■ **WHAT NEEDS TO BE DONE**
Transcribe the full listing below exactly.

■ **DATASET ROWS**
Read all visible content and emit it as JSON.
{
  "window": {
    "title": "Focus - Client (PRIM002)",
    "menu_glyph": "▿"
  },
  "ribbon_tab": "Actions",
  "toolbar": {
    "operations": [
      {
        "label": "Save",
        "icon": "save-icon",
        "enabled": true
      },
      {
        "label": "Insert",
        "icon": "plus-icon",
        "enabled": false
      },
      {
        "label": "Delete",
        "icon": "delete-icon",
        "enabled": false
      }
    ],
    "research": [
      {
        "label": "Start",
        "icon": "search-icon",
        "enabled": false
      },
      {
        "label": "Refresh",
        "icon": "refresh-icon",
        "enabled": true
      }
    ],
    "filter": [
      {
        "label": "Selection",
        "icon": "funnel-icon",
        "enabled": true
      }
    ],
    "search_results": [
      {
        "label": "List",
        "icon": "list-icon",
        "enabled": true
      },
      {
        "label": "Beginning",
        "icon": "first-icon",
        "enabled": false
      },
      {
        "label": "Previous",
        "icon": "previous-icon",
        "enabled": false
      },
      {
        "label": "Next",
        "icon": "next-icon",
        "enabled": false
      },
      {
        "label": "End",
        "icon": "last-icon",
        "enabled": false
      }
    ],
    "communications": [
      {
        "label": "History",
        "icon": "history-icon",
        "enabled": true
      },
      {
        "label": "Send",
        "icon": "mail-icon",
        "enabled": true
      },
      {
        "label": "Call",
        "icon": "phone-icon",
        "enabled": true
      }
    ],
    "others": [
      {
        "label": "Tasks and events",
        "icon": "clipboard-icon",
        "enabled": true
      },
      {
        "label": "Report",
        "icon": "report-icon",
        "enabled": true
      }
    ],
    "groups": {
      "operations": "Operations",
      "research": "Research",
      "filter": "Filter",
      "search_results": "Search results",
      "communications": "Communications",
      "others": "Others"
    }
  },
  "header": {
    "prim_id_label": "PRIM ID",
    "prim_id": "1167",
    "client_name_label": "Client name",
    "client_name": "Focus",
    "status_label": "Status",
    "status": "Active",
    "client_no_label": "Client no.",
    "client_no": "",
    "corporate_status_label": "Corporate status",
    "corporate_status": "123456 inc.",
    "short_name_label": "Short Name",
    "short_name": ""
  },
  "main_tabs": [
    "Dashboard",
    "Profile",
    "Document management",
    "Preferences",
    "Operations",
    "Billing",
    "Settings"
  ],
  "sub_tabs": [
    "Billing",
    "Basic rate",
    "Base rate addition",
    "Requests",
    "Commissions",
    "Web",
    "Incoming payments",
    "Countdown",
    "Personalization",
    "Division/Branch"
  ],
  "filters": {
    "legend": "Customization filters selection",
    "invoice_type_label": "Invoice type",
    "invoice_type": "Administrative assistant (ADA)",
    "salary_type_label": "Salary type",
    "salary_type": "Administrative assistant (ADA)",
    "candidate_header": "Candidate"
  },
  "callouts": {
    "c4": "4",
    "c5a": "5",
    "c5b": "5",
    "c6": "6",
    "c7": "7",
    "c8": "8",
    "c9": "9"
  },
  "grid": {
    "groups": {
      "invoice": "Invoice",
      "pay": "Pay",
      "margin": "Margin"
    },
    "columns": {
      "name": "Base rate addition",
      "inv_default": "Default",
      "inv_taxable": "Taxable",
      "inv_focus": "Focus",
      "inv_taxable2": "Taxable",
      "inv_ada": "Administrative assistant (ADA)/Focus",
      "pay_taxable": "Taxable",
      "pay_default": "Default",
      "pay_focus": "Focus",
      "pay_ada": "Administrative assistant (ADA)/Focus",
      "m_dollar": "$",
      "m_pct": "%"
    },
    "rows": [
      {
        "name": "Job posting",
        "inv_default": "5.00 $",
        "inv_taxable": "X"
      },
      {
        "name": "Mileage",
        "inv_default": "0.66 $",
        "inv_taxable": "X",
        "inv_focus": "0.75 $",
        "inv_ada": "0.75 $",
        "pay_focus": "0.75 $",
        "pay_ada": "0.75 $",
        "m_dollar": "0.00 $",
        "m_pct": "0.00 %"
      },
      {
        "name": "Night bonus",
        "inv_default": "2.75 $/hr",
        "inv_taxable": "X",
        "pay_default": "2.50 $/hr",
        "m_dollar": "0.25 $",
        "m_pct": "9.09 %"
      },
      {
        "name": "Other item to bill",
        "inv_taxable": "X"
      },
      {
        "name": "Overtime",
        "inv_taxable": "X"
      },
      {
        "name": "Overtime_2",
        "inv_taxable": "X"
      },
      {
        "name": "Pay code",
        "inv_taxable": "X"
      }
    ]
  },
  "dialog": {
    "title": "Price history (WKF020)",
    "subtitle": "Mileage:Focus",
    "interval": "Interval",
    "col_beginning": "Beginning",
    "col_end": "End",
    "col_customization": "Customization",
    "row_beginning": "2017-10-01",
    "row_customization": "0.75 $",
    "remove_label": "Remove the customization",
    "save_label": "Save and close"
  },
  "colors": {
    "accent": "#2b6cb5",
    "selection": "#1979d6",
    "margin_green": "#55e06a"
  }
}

■ **WRITTEN RESPONSE**
Read all visible content and emit it as JSON.
{
  "window": {
    "title": "Focus - Client (PRIM002)",
    "menu_glyph": "▿"
  },
  "ribbon_tab": "Actions",
  "toolbar": {
    "operations": [
      {
        "label": "Save",
        "icon": "save-icon",
        "enabled": true
      },
      {
        "label": "Insert",
        "icon": "plus-icon",
        "enabled": false
      },
      {
        "label": "Delete",
        "icon": "delete-icon",
        "enabled": false
      }
    ],
    "research": [
      {
        "label": "Start",
        "icon": "search-icon",
        "enabled": false
      },
      {
        "label": "Refresh",
        "icon": "refresh-icon",
        "enabled": true
      }
    ],
    "filter": [
      {
        "label": "Selection",
        "icon": "funnel-icon",
        "enabled": true
      }
    ],
    "search_results": [
      {
        "label": "List",
        "icon": "list-icon",
        "enabled": true
      },
      {
        "label": "Beginning",
        "icon": "first-icon",
        "enabled": false
      },
      {
        "label": "Previous",
        "icon": "previous-icon",
        "enabled": false
      },
      {
        "label": "Next",
        "icon": "next-icon",
        "enabled": false
      },
      {
        "label": "End",
        "icon": "last-icon",
        "enabled": false
      }
    ],
    "communications": [
      {
        "label": "History",
        "icon": "history-icon",
        "enabled": true
      },
      {
        "label": "Send",
        "icon": "mail-icon",
        "enabled": true
      },
      {
        "label": "Call",
        "icon": "phone-icon",
        "enabled": true
      }
    ],
    "others": [
      {
        "label": "Tasks and events",
        "icon": "clipboard-icon",
        "enabled": true
      },
      {
        "label": "Report",
        "icon": "report-icon",
        "enabled": true
      }
    ],
    "groups": {
      "operations": "Operations",
      "research": "Research",
      "filter": "Filter",
      "search_results": "Search results",
      "communications": "Communications",
      "others": "Others"
    }
  },
  "header": {
    "prim_id_label": "PRIM ID",
    "prim_id": "1167",
    "client_name_label": "Client name",
    "client_name": "Focus",
    "status_label": "Status",
    "status": "Active",
    "client_no_label": "Client no.",
    "client_no": "",
    "corporate_status_label": "Corporate status",
    "corporate_status": "123456 inc.",
    "short_name_label": "Short Name",
    "short_name": ""
  },
  "main_tabs": [
    "Dashboard",
    "Profile",
    "Document management",
    "Preferences",
    "Operations",
    "Billing",
    "Settings"
  ],
  "sub_tabs": [
    "Billing",
    "Basic rate",
    "Base rate addition",
    "Requests",
    "Commissions",
    "Web",
    "Incoming payments",
    "Countdown",
    "Personalization",
    "Division/Branch"
  ],
  "filters": {
    "legend": "Customization filters selection",
    "invoice_type_label": "Invoice type",
    "invoice_type": "Administrative assistant (ADA)",
    "salary_type_label": "Salary type",
    "salary_type": "Administrative assistant (ADA)",
    "candidate_header": "Candidate"
  },
  "callouts": {
    "c4": "4",
    "c5a": "5",
    "c5b": "5",
    "c6": "6",
    "c7": "7",
    "c8": "8",
    "c9": "9"
  },
  "grid": {
    "groups": {
      "invoice": "Invoice",
      "pay": "Pay",
      "margin": "Margin"
    },
    "columns": {
      "name": "Base rate addition",
      "inv_default": "Default",
      "inv_taxable": "Taxable",
      "inv_focus": "Focus",
      "inv_taxable2": "Taxable",
      "inv_ada": "Administrative assistant (ADA)/Focus",
      "pay_taxable": "Taxable",
      "pay_default": "Default",
      "pay_focus": "Focus",
      "pay_ada": "Administrative assistant (ADA)/Focus",
      "m_dollar": "$",
      "m_pct": "%"
    },
    "rows": [
      {
        "name": "Job posting",
        "inv_default": "5.00 $",
        "inv_taxable": "X"
      },
      {
        "name": "Mileage",
        "inv_default": "0.66 $",
        "inv_taxable": "X",
        "inv_focus": "0.75 $",
        "inv_ada": "0.75 $",
        "pay_focus": "0.75 $",
        "pay_ada": "0.75 $",
        "m_dollar": "0.00 $",
        "m_pct": "0.00 %"
      },
      {
        "name": "Night bonus",
        "inv_default": "2.75 $/hr",
        "inv_taxable": "X",
        "pay_default": "2.50 $/hr",
        "m_dollar": "0.25 $",
        "m_pct": "9.09 %"
      },
      {
        "name": "Other item to bill",
        "inv_taxable": "X"
      },
      {
        "name": "Overtime",
        "inv_taxable": "X"
      },
      {
        "name": "Overtime_2",
        "inv_taxable": "X"
      },
      {
        "name": "Pay code",
        "inv_taxable": "X"
      }
    ]
  },
  "dialog": {
    "title": "Price history (WKF020)",
    "subtitle": "Mileage:Focus",
    "interval": "Interval",
    "col_beginning": "Beginning",
    "col_end": "End",
    "col_customization": "Customization",
    "row_beginning": "2017-10-01",
    "row_customization": "0.75 $",
    "remove_label": "Remove the customization",
    "save_label": "Save and close"
  },
  "colors": {
    "accent": "#2b6cb5",
    "selection": "#1979d6",
    "margin_green": "#55e06a"
  }
}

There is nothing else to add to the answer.